● TASK INSTRUCTIONS
Which lines run from the one containing "Output a JSON" to the end of the entries? Quote them exactly, and nothing else.

● EXERCISE INPUT

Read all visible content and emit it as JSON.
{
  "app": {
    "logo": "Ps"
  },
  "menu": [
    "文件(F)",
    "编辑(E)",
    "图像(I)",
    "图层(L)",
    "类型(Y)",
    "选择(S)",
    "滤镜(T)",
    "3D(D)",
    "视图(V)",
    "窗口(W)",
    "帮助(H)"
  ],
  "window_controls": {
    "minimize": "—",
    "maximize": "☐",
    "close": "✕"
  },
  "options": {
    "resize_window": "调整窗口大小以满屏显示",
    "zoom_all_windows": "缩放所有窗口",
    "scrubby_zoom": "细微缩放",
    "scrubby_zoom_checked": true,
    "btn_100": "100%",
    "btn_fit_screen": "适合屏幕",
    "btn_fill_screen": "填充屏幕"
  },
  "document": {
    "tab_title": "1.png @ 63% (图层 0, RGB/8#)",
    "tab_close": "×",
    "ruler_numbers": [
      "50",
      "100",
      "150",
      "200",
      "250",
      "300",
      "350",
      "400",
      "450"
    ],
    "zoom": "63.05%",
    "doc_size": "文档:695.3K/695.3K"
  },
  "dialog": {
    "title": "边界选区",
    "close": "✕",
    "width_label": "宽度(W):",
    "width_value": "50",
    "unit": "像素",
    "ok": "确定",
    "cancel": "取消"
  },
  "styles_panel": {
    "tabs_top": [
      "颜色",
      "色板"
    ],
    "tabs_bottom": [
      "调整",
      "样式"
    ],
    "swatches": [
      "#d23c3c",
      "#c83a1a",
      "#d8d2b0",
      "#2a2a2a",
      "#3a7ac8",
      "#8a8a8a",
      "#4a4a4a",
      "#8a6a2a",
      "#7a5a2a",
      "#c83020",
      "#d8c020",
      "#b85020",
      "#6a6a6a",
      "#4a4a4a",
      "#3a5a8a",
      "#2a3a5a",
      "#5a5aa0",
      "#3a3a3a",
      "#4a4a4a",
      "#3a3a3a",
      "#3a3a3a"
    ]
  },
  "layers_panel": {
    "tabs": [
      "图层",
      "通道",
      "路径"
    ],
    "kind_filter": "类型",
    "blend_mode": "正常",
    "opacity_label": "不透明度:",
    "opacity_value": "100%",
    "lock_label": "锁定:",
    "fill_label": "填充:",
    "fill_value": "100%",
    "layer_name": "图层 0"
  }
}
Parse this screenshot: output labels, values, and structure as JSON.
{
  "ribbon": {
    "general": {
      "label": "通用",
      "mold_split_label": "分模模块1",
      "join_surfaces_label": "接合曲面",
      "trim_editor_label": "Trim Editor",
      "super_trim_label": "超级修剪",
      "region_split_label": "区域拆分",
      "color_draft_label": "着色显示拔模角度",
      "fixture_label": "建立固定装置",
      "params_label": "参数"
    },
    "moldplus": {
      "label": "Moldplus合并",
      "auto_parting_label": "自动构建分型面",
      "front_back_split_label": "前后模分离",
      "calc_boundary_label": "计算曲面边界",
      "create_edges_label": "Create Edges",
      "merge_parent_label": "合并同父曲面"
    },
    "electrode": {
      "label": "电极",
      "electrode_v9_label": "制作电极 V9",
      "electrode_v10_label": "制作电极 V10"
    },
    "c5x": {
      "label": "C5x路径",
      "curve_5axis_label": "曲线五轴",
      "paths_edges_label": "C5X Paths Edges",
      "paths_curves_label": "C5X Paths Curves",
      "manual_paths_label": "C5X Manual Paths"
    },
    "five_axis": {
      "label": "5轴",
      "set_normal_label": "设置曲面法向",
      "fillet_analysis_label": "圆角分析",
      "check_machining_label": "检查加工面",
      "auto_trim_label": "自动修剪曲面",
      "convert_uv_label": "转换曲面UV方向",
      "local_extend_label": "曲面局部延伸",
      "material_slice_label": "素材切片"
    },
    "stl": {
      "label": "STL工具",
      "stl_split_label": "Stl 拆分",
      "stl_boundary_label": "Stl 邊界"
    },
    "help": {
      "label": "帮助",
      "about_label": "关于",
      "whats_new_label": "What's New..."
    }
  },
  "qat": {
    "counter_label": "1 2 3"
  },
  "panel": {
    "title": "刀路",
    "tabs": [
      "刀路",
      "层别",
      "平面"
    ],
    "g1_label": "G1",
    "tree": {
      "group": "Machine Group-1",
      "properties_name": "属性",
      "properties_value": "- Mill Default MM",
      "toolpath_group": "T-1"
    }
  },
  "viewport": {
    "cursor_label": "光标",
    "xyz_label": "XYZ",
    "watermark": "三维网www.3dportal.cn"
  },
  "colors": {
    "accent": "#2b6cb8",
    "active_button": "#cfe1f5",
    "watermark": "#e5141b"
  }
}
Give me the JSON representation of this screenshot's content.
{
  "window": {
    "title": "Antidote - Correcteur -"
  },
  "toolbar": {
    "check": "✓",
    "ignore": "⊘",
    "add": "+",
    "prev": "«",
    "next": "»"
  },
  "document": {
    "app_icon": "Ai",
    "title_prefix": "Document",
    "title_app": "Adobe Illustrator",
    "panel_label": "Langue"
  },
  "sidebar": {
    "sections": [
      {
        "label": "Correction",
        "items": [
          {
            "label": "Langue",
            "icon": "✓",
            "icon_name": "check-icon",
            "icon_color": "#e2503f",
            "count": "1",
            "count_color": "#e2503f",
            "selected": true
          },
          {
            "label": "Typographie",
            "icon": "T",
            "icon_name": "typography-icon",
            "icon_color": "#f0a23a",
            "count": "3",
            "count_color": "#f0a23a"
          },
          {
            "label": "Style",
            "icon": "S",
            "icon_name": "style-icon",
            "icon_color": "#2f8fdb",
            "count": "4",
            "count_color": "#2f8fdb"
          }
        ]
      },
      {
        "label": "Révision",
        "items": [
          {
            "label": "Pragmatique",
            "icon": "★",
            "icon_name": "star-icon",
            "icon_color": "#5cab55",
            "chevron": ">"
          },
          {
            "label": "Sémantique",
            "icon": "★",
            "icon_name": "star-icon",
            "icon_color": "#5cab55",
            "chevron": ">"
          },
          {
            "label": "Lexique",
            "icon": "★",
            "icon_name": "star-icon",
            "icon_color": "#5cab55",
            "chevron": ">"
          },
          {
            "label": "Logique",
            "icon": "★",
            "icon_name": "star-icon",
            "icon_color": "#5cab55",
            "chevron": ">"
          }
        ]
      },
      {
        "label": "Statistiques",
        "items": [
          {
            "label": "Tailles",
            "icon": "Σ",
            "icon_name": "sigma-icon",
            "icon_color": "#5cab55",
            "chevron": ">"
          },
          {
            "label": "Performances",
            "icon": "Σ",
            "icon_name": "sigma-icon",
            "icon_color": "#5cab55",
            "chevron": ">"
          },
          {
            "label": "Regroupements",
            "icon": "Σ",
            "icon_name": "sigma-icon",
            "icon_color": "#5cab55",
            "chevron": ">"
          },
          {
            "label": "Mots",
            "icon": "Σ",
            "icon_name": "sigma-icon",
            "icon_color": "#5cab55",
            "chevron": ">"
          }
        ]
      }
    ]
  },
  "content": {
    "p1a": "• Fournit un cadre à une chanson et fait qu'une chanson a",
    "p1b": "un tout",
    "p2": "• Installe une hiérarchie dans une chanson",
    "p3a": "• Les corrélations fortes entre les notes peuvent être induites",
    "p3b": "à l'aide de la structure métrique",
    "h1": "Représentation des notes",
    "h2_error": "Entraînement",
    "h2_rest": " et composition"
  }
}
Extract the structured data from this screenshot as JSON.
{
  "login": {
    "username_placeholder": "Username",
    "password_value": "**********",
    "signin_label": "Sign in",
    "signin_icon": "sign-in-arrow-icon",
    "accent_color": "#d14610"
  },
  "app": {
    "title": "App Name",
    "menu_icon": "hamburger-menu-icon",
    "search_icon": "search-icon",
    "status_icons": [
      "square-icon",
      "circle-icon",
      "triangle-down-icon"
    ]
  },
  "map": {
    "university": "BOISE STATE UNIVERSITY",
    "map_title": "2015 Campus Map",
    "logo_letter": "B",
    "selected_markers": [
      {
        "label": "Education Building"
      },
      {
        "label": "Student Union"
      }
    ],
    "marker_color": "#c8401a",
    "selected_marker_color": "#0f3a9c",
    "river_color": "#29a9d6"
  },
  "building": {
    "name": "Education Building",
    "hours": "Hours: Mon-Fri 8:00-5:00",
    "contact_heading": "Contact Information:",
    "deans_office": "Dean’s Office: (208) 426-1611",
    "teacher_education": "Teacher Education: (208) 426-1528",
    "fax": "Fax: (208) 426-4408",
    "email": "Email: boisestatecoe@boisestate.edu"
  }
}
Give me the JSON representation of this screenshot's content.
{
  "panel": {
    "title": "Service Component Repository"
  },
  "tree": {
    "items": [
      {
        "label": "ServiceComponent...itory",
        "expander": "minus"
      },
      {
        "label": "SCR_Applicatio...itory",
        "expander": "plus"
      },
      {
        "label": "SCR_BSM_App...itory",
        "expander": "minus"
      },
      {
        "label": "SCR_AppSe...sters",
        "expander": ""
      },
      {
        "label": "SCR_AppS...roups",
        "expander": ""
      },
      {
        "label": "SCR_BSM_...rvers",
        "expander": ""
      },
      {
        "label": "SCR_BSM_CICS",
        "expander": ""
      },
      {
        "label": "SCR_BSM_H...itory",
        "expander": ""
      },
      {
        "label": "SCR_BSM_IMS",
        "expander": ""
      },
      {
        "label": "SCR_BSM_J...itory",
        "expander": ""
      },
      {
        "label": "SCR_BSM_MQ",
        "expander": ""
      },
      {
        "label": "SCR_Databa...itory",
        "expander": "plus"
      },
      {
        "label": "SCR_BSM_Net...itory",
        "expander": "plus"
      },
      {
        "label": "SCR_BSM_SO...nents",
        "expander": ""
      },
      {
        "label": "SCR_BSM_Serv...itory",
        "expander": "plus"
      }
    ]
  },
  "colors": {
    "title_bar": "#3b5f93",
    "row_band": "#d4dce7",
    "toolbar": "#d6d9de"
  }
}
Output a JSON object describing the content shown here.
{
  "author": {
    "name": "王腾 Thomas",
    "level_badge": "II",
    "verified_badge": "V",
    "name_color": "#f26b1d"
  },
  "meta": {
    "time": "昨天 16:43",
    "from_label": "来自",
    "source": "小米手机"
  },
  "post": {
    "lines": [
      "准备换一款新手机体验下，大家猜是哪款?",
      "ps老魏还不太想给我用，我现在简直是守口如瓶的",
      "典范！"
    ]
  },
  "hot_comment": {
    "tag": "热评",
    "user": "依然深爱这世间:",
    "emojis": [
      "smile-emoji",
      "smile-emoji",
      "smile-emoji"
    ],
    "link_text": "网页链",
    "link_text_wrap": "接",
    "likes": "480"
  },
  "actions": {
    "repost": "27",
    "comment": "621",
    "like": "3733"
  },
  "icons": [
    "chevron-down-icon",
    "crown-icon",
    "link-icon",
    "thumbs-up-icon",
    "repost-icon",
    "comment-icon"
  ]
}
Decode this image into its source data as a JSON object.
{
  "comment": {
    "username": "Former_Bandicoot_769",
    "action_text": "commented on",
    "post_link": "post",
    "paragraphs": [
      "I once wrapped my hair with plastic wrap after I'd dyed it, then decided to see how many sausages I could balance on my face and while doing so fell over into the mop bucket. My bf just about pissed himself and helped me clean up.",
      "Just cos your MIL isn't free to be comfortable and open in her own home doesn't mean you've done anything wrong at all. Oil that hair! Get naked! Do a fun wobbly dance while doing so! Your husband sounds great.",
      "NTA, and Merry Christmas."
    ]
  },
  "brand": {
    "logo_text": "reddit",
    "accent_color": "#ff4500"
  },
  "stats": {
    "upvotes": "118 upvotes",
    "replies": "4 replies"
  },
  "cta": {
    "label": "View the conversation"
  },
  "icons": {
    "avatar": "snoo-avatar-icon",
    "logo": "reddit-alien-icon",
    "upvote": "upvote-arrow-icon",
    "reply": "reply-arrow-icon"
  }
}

● THE REPLY
Output a JSON object describing the content shown here.
{
  "author": {
    "name": "王腾 Thomas",
    "level_badge": "II",
    "verified_badge": "V",
    "name_color": "#f26b1d"
  },
  "meta": {
    "time": "昨天 16:43",
    "from_label": "来自",
    "source": "小米手机"
  },
  "post": {
    "lines": [
      "准备换一款新手机体验下，大家猜是哪款?",
      "ps老魏还不太想给我用，我现在简直是守口如瓶的",
      "典范！"
    ]
  },
  "hot_comment": {
    "tag": "热评",
    "user": "依然深爱这世间:",
    "emojis": [
      "smile-emoji",
      "smile-emoji",
      "smile-emoji"
    ],
    "link_text": "网页链",
    "link_text_wrap": "接",
    "likes": "480"
  },
  "actions": {
    "repost": "27",
    "comment": "621",
    "like": "3733"
  },
  "icons": [
    "chevron-down-icon",
    "crown-icon",
    "link-icon",
    "thumbs-up-icon",
    "repost-icon",
    "comment-icon"
  ]
}
Decode this image into its source data as a JSON object.
{
  "comment": {
    "username": "Former_Bandicoot_769",
    "action_text": "commented on",
    "post_link": "post",
    "paragraphs": [
      "I once wrapped my hair with plastic wrap after I'd dyed it, then decided to see how many sausages I could balance on my face and while doing so fell over into the mop bucket. My bf just about pissed himself and helped me clean up.",
      "Just cos your MIL isn't free to be comfortable and open in her own home doesn't mean you've done anything wrong at all. Oil that hair! Get naked! Do a fun wobbly dance while doing so! Your husband sounds great.",
      "NTA, and Merry Christmas."
    ]
  },
  "brand": {
    "logo_text": "reddit",
    "accent_color": "#ff4500"
  },
  "stats": {
    "upvotes": "118 upvotes",
    "replies": "4 replies"
  },
  "cta": {
    "label": "View the conversation"
  },
  "icons": {
    "avatar": "snoo-avatar-icon",
    "logo": "reddit-alien-icon",
    "upvote": "upvote-arrow-icon",
    "reply": "reply-arrow-icon"
  }
}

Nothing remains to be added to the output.